Your task is to locate every line holding the string "распределенной" and to copy each of them.
=-=-=
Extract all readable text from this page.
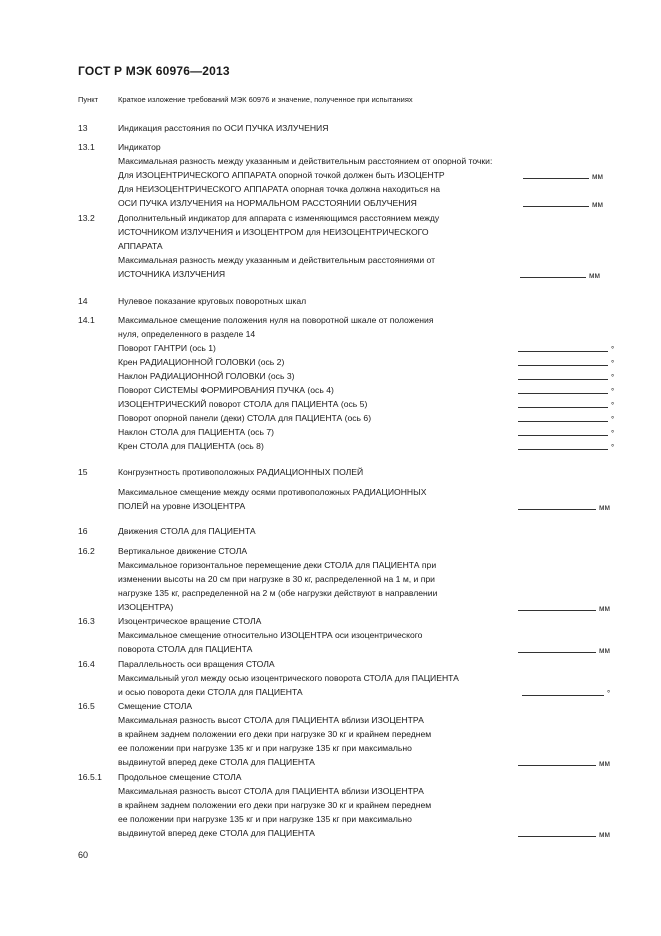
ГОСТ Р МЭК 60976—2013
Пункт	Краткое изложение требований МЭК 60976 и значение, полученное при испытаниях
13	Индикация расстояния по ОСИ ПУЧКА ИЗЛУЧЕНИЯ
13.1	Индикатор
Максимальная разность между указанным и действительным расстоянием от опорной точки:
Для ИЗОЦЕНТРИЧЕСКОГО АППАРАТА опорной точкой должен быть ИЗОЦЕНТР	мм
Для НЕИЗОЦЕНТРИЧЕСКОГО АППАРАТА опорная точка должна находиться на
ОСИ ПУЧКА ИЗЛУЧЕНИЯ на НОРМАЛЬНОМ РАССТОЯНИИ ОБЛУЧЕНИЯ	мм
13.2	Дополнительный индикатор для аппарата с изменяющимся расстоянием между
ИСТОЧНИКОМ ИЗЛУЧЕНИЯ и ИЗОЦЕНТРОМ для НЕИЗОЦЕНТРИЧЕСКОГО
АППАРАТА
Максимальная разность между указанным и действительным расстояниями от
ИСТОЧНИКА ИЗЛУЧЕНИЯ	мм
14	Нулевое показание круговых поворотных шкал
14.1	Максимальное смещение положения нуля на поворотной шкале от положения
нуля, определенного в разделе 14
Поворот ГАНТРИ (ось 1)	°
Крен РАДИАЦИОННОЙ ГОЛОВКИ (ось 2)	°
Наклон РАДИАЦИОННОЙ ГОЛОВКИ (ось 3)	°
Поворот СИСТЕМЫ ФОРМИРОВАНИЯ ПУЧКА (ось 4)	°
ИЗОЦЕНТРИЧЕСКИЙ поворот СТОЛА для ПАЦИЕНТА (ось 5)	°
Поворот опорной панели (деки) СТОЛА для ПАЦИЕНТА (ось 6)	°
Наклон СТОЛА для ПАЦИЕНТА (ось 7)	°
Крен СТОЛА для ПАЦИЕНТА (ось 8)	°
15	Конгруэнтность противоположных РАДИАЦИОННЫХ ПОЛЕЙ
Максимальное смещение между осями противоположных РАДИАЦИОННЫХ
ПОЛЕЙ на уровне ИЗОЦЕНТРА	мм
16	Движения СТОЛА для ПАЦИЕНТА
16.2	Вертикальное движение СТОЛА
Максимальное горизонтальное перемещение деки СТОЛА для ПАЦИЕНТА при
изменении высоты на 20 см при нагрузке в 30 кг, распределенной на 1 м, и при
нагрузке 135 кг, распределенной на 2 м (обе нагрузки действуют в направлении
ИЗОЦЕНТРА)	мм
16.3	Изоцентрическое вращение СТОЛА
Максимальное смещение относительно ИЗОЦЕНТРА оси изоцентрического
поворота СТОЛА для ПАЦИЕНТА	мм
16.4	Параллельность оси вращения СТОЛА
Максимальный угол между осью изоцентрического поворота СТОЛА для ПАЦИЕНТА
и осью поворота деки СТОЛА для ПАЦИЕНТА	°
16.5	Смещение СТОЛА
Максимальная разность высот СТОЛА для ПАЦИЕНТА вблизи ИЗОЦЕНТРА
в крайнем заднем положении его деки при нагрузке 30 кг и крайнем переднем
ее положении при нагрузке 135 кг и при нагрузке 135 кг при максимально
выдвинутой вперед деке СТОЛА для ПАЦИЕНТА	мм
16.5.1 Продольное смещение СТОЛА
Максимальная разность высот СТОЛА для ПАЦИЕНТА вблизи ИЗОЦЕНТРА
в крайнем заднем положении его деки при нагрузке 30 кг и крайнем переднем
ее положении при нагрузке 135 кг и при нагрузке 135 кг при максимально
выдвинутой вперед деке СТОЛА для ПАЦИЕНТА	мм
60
=-=-=
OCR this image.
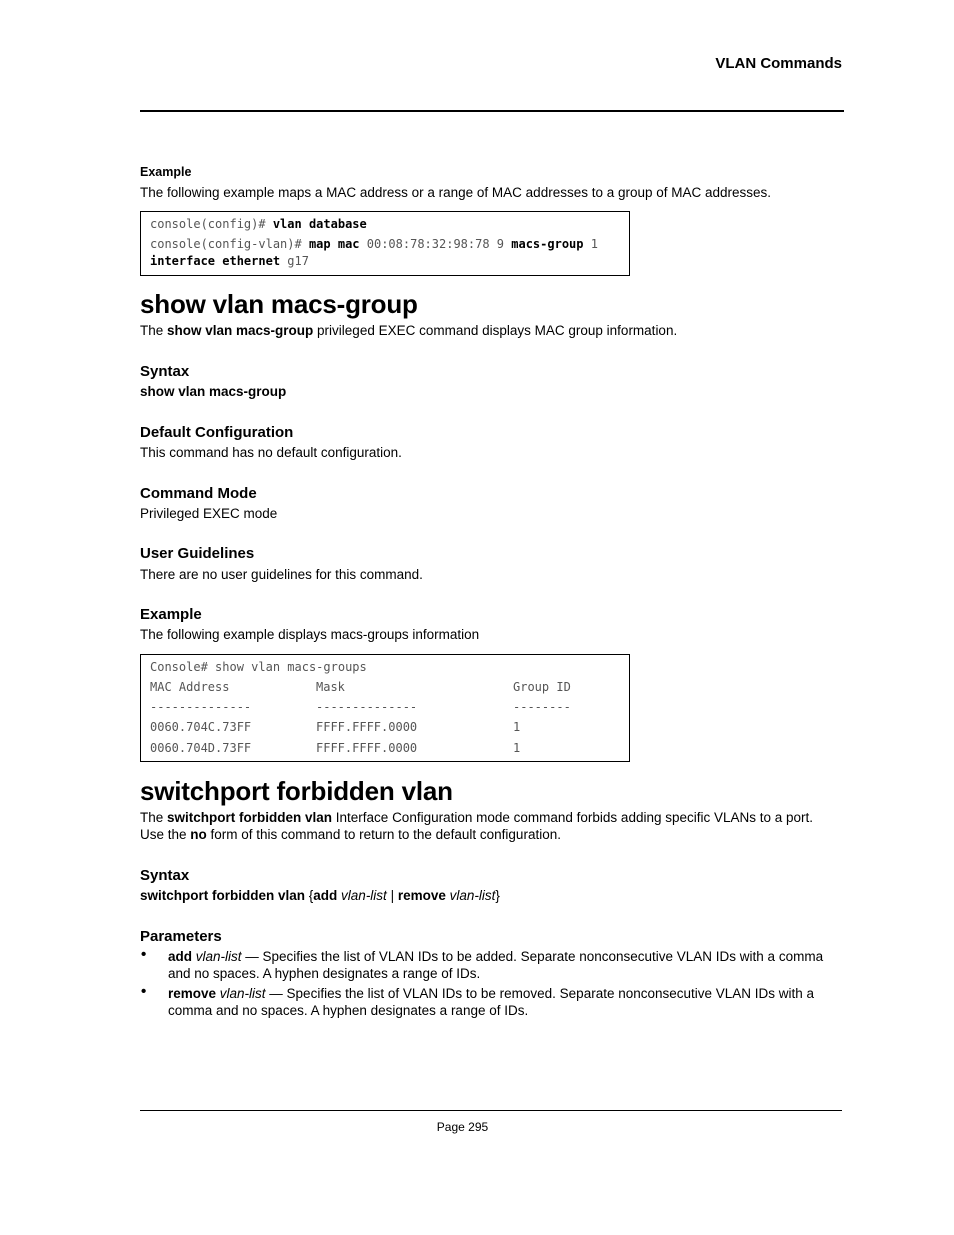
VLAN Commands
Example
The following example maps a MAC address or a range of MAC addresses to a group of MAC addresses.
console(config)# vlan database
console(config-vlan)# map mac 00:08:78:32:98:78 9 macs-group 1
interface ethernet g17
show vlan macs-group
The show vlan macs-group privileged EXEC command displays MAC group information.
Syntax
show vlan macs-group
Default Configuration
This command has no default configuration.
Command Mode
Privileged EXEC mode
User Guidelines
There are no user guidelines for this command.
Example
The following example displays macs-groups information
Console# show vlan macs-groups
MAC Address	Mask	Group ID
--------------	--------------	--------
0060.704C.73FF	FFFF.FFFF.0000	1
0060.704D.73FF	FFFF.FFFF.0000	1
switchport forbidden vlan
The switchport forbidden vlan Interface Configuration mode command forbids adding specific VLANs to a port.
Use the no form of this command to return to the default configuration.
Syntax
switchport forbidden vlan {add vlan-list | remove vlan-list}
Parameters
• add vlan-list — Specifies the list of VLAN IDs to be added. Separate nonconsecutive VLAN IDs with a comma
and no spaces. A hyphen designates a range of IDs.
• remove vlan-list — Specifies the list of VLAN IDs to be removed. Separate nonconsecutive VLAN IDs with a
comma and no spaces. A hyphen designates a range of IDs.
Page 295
=-=-=
Solution for this task:
изменении высоты на 20 см при нагрузке в 30 кг, распределенной на 1 м, и при
нагрузке 135 кг, распределенной на 2 м (обе нагрузки действуют в направлении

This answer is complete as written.